## What you are asked to do
Count every line below that contains "status", then state the total with no other output.

## Task data

- - - - - - -

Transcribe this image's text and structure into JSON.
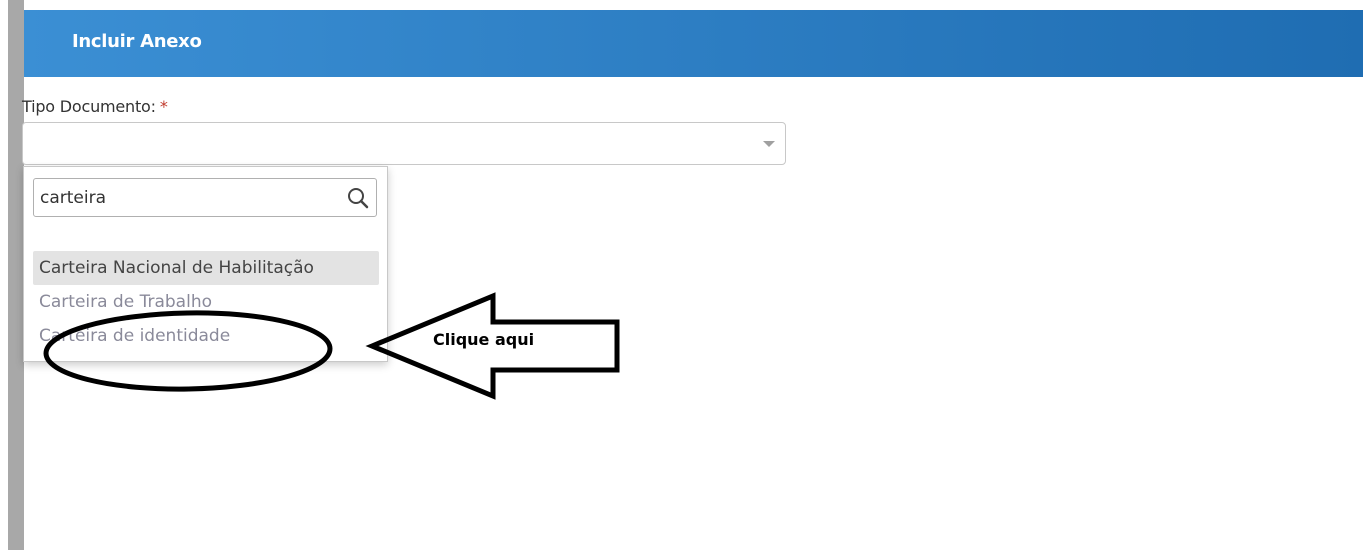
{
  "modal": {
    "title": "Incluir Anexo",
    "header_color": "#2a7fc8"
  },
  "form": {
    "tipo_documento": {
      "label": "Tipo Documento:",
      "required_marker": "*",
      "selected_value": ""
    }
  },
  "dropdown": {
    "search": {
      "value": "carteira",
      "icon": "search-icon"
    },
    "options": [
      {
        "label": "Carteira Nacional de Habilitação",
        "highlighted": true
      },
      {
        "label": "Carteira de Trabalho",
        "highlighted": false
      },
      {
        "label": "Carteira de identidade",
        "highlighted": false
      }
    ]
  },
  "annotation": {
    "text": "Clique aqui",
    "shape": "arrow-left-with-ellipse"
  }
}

- - - - - - -

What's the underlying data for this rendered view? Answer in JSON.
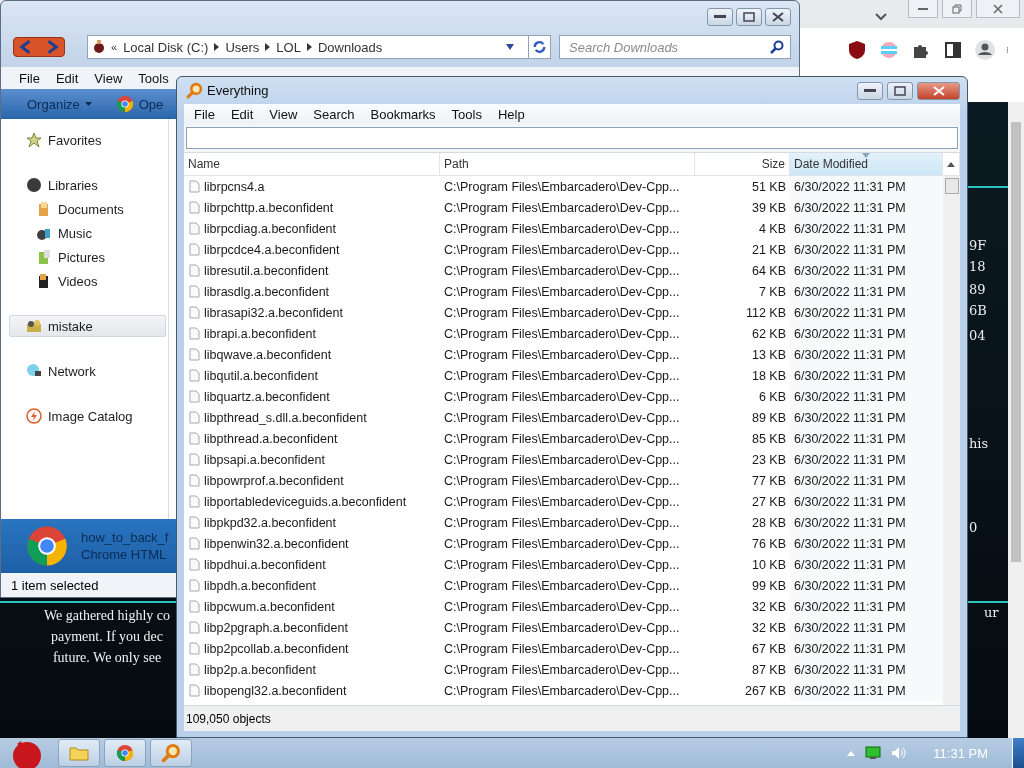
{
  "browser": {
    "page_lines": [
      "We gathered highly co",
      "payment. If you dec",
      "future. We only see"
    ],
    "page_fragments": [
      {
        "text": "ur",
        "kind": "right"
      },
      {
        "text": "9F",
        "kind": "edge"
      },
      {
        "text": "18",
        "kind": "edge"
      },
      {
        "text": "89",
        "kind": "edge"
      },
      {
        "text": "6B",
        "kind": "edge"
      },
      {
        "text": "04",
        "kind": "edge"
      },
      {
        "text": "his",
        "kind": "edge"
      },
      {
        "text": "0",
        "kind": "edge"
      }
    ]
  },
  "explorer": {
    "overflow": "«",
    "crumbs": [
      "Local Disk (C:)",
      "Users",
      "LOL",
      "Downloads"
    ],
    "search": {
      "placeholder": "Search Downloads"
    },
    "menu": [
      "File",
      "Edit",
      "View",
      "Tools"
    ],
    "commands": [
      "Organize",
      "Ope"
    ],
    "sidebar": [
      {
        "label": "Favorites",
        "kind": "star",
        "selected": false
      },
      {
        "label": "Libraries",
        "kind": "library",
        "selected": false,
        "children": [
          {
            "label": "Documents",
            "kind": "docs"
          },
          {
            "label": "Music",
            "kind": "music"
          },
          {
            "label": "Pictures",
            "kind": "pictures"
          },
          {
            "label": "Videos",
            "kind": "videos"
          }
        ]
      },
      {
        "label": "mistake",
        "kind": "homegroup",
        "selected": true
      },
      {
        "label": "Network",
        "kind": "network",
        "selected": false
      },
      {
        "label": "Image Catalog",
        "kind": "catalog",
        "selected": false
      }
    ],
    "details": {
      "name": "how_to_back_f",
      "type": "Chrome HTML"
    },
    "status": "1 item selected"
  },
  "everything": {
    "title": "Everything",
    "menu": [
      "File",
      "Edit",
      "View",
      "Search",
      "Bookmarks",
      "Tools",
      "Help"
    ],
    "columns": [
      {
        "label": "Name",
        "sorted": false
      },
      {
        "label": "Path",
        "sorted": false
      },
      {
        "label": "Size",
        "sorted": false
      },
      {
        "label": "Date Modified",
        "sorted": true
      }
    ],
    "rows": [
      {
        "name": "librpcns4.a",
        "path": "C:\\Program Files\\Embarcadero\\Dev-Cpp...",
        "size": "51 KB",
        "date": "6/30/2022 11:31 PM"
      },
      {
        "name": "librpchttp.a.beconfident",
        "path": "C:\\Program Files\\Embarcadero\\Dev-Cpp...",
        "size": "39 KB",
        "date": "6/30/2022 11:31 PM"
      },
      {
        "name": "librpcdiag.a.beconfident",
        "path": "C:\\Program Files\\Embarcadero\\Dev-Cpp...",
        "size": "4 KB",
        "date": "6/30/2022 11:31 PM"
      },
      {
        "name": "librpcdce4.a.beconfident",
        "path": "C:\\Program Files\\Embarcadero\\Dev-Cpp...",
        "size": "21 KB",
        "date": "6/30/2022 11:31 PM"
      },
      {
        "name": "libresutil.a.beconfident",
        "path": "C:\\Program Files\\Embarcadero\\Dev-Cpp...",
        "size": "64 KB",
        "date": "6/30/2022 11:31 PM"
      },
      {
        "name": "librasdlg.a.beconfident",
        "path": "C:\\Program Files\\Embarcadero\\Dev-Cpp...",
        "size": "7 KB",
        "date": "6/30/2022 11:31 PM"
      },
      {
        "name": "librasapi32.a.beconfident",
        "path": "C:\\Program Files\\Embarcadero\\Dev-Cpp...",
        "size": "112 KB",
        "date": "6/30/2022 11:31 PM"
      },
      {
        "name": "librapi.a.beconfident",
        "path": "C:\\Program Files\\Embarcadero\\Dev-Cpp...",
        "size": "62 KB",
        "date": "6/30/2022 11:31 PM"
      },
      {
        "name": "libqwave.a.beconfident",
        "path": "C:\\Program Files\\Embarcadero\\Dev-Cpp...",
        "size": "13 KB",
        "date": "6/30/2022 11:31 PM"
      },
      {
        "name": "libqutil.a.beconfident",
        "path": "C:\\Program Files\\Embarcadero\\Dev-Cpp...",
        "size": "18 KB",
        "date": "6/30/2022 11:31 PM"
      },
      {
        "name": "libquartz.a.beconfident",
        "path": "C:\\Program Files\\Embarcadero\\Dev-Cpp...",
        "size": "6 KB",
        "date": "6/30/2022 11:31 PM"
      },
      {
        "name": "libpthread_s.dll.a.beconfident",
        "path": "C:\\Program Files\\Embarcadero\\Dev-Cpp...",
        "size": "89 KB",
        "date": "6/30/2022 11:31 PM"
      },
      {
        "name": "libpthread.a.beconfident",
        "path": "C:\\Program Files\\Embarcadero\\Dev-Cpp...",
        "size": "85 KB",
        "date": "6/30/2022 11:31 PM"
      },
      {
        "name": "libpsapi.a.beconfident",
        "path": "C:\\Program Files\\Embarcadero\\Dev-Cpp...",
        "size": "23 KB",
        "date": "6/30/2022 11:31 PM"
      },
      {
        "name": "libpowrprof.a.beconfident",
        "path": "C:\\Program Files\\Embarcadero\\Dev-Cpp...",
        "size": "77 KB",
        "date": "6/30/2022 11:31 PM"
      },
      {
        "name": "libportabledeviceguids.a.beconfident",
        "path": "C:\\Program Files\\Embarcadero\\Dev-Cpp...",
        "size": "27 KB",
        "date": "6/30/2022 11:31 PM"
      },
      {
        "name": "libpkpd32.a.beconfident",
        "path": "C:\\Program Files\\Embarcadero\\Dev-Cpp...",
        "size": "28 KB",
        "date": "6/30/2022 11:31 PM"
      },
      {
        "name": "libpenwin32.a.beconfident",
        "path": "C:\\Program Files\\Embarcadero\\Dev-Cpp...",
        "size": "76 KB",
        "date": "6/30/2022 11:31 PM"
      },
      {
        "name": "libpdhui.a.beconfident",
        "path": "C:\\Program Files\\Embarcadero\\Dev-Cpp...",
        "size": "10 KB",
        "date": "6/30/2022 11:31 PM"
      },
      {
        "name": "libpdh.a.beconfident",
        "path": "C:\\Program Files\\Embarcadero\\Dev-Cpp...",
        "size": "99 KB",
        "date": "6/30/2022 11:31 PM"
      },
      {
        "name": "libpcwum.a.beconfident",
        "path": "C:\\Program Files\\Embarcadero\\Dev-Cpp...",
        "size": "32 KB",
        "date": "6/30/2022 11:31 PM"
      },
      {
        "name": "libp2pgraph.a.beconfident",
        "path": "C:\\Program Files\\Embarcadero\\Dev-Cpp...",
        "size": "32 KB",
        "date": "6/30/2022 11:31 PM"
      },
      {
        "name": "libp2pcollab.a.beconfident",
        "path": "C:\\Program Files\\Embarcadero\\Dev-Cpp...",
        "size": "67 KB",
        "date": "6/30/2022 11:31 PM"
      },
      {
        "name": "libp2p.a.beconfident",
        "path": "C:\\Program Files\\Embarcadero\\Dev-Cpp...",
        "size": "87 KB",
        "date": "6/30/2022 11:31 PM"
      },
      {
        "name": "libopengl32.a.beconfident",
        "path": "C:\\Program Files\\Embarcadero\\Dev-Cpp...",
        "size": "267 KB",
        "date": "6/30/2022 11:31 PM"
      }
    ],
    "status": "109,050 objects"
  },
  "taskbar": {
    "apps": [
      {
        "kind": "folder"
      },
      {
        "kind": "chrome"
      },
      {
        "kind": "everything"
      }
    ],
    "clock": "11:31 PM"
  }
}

- - - - - - -

## Task output
2